Written task
Copy out each of the lines below that contains the string "alarm". Match case exactly.

** Start of Extracted information **

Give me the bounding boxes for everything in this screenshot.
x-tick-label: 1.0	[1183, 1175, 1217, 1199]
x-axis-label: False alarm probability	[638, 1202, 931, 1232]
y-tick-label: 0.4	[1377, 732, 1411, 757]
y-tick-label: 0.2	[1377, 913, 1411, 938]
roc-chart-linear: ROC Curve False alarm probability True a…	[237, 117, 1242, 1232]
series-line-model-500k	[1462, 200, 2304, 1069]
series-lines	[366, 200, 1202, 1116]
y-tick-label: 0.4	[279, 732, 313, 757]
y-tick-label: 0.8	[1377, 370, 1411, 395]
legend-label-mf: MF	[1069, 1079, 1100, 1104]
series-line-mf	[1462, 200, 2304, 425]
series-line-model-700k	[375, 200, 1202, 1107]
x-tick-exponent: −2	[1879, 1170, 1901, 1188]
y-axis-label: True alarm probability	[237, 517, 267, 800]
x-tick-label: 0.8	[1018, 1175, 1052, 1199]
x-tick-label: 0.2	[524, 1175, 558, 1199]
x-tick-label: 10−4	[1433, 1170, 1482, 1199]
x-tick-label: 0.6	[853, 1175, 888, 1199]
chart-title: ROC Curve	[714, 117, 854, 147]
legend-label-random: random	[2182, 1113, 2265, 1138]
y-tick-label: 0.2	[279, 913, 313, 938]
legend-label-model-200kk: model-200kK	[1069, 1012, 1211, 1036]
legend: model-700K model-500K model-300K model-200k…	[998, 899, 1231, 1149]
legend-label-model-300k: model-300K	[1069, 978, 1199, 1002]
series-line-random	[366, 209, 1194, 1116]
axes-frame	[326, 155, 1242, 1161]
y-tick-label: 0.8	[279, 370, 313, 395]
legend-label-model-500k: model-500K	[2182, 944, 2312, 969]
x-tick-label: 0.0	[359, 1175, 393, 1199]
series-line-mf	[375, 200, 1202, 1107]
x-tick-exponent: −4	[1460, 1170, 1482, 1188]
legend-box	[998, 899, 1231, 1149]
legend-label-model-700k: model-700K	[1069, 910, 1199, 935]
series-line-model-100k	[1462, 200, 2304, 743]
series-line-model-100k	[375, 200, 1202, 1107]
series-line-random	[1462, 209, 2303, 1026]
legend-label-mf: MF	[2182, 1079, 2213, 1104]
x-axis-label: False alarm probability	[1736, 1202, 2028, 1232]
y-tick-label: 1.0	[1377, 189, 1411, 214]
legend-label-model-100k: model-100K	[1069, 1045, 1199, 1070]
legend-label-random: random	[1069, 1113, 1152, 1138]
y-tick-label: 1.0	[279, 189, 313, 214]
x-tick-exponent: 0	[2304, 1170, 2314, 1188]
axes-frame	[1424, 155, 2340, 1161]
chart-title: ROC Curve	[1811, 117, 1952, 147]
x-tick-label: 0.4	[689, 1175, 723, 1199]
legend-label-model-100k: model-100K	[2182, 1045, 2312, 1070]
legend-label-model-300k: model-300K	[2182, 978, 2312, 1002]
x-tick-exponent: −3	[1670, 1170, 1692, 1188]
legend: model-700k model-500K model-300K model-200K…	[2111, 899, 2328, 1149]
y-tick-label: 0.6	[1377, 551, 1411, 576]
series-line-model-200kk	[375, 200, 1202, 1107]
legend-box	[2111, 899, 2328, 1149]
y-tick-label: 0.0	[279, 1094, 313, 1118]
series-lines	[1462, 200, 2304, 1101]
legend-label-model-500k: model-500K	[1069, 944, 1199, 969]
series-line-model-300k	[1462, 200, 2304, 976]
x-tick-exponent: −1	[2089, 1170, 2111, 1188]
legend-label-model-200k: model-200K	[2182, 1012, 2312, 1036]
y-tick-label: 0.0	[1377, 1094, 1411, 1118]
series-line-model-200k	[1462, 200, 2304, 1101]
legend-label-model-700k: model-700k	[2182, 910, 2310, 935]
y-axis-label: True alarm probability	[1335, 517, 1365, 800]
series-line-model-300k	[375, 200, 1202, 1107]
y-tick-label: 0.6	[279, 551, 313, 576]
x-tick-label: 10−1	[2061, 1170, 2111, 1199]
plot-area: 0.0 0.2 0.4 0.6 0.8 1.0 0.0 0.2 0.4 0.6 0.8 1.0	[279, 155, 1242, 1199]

** End of Extracted information **

Response to the exercise
x-axis-label: False alarm probability	[638, 1202, 931, 1232]
roc-chart-linear: ROC Curve False alarm probability True a…	[237, 117, 1242, 1232]
y-axis-label: True alarm probability	[237, 517, 267, 800]
x-axis-label: False alarm probability	[1736, 1202, 2028, 1232]
y-axis-label: True alarm probability	[1335, 517, 1365, 800]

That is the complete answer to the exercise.